-- START OF Listed records --

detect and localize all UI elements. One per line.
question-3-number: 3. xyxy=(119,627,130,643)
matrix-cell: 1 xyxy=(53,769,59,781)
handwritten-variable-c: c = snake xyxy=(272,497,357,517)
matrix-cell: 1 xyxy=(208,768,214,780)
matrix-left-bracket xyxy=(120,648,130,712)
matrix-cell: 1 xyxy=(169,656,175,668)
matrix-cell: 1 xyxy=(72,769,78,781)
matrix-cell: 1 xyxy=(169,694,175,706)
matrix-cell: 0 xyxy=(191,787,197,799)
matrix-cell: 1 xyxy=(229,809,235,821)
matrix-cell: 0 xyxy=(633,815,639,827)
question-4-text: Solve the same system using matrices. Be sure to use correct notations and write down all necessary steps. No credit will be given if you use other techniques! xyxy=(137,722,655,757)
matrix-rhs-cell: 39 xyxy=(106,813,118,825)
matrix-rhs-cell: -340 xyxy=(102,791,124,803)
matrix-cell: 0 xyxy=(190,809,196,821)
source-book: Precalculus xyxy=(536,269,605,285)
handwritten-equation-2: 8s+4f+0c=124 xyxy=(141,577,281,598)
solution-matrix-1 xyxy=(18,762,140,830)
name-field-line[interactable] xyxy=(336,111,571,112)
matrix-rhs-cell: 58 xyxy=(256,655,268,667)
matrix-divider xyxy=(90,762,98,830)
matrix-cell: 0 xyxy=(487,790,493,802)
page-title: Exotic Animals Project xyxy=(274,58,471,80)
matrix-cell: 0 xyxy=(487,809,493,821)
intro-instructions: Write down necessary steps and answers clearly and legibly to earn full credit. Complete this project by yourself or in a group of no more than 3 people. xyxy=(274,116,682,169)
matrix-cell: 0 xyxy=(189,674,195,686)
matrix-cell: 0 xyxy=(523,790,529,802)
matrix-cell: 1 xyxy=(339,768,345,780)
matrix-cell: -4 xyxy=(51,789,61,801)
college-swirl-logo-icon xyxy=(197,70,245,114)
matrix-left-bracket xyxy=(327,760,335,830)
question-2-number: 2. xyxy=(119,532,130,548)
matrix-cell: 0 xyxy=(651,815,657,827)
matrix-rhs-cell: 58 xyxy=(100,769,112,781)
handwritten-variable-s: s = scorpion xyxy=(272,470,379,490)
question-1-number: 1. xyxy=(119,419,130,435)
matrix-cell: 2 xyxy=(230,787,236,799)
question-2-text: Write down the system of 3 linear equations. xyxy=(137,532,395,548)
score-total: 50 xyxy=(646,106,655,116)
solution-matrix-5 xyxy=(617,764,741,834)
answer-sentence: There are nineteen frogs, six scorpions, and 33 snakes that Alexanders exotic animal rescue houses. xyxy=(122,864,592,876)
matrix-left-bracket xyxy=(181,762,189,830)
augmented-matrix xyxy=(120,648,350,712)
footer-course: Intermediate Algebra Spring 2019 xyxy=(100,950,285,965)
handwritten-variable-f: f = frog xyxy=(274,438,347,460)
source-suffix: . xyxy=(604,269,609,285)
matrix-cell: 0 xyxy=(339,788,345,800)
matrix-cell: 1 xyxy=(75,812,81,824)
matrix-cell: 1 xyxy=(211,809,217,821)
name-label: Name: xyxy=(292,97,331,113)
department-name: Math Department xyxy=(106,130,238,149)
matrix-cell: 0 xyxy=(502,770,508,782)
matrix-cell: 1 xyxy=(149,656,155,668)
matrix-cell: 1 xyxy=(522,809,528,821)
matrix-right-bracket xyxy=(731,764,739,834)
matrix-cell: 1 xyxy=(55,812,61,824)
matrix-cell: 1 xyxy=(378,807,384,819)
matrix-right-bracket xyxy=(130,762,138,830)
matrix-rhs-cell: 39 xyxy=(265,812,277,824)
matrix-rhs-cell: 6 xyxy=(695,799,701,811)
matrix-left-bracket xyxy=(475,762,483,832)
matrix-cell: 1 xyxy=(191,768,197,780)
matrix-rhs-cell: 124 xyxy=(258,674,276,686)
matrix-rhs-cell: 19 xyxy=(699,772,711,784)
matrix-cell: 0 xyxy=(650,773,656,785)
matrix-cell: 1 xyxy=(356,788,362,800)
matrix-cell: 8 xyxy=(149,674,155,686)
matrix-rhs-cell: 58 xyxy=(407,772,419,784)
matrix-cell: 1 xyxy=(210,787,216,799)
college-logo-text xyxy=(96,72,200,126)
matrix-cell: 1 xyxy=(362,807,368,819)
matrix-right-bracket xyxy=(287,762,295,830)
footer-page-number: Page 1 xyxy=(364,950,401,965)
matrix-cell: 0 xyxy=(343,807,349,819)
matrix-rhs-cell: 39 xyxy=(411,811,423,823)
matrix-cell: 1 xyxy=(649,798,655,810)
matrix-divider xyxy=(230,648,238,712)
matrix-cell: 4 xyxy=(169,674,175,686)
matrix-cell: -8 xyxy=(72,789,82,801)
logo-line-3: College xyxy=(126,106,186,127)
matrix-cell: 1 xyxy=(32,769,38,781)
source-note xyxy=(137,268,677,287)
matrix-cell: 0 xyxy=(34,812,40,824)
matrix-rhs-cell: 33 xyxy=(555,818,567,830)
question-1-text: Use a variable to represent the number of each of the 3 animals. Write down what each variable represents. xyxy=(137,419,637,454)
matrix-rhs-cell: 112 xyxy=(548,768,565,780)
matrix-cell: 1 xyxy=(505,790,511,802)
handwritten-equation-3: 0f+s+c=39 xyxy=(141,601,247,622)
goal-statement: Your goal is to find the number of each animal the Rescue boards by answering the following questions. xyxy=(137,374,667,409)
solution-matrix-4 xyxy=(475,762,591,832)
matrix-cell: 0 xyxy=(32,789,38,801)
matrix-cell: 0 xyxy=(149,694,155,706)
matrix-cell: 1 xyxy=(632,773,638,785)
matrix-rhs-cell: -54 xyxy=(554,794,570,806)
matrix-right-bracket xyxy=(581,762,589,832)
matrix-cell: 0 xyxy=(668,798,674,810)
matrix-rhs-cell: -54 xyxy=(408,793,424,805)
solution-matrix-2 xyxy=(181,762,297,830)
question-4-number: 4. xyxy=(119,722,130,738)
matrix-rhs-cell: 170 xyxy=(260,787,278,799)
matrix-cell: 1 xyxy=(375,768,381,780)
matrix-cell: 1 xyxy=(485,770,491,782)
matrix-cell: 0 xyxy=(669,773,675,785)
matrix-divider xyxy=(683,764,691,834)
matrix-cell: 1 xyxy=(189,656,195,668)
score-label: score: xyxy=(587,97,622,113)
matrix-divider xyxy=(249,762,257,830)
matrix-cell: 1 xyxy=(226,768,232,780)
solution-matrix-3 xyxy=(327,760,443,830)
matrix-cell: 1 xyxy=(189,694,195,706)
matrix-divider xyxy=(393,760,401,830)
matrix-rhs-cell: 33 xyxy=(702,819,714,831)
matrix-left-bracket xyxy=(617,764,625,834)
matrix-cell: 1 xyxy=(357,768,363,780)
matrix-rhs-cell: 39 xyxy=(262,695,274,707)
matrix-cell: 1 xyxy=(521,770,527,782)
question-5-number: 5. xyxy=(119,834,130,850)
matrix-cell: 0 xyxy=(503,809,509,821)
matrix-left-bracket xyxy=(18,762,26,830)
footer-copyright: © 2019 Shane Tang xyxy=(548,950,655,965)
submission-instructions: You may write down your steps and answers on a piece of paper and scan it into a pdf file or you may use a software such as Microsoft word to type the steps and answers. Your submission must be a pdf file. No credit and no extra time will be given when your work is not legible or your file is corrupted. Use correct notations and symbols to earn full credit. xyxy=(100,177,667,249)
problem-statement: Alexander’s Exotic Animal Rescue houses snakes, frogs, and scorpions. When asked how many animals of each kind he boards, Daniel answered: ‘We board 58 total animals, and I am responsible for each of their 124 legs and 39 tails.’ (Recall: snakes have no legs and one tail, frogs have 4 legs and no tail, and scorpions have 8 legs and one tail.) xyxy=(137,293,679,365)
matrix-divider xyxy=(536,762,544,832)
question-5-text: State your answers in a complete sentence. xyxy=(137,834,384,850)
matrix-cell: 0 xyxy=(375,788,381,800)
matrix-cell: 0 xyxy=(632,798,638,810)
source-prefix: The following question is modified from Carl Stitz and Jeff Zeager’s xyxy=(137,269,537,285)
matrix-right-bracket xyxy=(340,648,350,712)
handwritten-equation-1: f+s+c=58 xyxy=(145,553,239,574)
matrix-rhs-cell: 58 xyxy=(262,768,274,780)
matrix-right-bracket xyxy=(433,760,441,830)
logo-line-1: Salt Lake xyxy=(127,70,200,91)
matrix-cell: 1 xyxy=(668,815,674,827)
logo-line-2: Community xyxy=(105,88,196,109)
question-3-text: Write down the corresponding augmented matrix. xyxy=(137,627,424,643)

-- END OF Listed records --
-- START OF Listed records --

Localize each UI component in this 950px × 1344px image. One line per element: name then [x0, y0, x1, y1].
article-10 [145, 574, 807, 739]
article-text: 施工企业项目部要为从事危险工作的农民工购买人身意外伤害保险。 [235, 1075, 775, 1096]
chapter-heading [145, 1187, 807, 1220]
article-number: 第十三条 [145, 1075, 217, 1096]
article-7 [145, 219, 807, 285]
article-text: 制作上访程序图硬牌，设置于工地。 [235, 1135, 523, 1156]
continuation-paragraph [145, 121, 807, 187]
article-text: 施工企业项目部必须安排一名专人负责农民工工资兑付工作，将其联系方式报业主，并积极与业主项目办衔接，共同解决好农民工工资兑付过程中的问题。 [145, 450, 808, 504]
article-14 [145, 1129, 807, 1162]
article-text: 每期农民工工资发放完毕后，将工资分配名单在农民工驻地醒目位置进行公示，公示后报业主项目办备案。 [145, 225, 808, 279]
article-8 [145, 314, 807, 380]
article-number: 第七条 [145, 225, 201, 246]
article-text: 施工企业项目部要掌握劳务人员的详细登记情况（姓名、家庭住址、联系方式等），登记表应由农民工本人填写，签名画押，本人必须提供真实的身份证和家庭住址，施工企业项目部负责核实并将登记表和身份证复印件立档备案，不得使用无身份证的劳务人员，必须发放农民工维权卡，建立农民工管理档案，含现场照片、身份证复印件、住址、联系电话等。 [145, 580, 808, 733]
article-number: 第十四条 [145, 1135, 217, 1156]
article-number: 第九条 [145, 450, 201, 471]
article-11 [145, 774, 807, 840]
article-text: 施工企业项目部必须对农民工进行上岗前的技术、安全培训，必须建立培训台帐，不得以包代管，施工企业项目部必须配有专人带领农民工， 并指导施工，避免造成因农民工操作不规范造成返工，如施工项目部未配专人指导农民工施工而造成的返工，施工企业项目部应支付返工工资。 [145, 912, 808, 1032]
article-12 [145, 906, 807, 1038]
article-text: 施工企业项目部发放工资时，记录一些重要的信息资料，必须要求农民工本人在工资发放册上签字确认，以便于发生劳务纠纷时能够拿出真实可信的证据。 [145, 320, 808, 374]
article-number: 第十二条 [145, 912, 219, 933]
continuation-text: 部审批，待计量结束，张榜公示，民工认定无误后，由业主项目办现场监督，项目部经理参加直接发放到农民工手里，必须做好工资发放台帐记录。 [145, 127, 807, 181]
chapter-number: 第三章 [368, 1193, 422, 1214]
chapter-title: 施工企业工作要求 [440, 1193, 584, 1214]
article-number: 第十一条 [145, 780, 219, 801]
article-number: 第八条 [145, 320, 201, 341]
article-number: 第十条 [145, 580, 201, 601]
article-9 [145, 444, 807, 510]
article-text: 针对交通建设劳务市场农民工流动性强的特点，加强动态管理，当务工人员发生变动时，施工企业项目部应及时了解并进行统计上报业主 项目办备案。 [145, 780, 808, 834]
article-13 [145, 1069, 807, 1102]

-- END OF Listed records --

**What you have to do**
Reproduce word for word the stretch of records from the line containing "Localize each UI" through the line containing "article-13 [145, 1069, 807, 1102]", including both of those lines.

**Task solution**
Localize each UI component in this 950px × 1344px image. One line per element: name then [x0, y0, x1, y1].
article-10 [145, 574, 807, 739]
article-text: 施工企业项目部要为从事危险工作的农民工购买人身意外伤害保险。 [235, 1075, 775, 1096]
chapter-heading [145, 1187, 807, 1220]
article-number: 第十三条 [145, 1075, 217, 1096]
article-7 [145, 219, 807, 285]
article-text: 制作上访程序图硬牌，设置于工地。 [235, 1135, 523, 1156]
continuation-paragraph [145, 121, 807, 187]
article-text: 施工企业项目部必须安排一名专人负责农民工工资兑付工作，将其联系方式报业主，并积极与业主项目办衔接，共同解决好农民工工资兑付过程中的问题。 [145, 450, 808, 504]
article-14 [145, 1129, 807, 1162]
article-text: 每期农民工工资发放完毕后，将工资分配名单在农民工驻地醒目位置进行公示，公示后报业主项目办备案。 [145, 225, 808, 279]
article-8 [145, 314, 807, 380]
article-number: 第七条 [145, 225, 201, 246]
article-text: 施工企业项目部要掌握劳务人员的详细登记情况（姓名、家庭住址、联系方式等），登记表应由农民工本人填写，签名画押，本人必须提供真实的身份证和家庭住址，施工企业项目部负责核实并将登记表和身份证复印件立档备案，不得使用无身份证的劳务人员，必须发放农民工维权卡，建立农民工管理档案，含现场照片、身份证复印件、住址、联系电话等。 [145, 580, 808, 733]
article-number: 第十四条 [145, 1135, 217, 1156]
article-number: 第九条 [145, 450, 201, 471]
article-11 [145, 774, 807, 840]
article-text: 施工企业项目部必须对农民工进行上岗前的技术、安全培训，必须建立培训台帐，不得以包代管，施工企业项目部必须配有专人带领农民工， 并指导施工，避免造成因农民工操作不规范造成返工，如施工项目部未配专人指导农民工施工而造成的返工，施工企业项目部应支付返工工资。 [145, 912, 808, 1032]
article-12 [145, 906, 807, 1038]
article-text: 施工企业项目部发放工资时，记录一些重要的信息资料，必须要求农民工本人在工资发放册上签字确认，以便于发生劳务纠纷时能够拿出真实可信的证据。 [145, 320, 808, 374]
article-number: 第十二条 [145, 912, 219, 933]
continuation-text: 部审批，待计量结束，张榜公示，民工认定无误后，由业主项目办现场监督，项目部经理参加直接发放到农民工手里，必须做好工资发放台帐记录。 [145, 127, 807, 181]
chapter-number: 第三章 [368, 1193, 422, 1214]
chapter-title: 施工企业工作要求 [440, 1193, 584, 1214]
article-number: 第十一条 [145, 780, 219, 801]
article-number: 第八条 [145, 320, 201, 341]
article-number: 第十条 [145, 580, 201, 601]
article-9 [145, 444, 807, 510]
article-text: 针对交通建设劳务市场农民工流动性强的特点，加强动态管理，当务工人员发生变动时，施工企业项目部应及时了解并进行统计上报业主 项目办备案。 [145, 780, 808, 834]
article-13 [145, 1069, 807, 1102]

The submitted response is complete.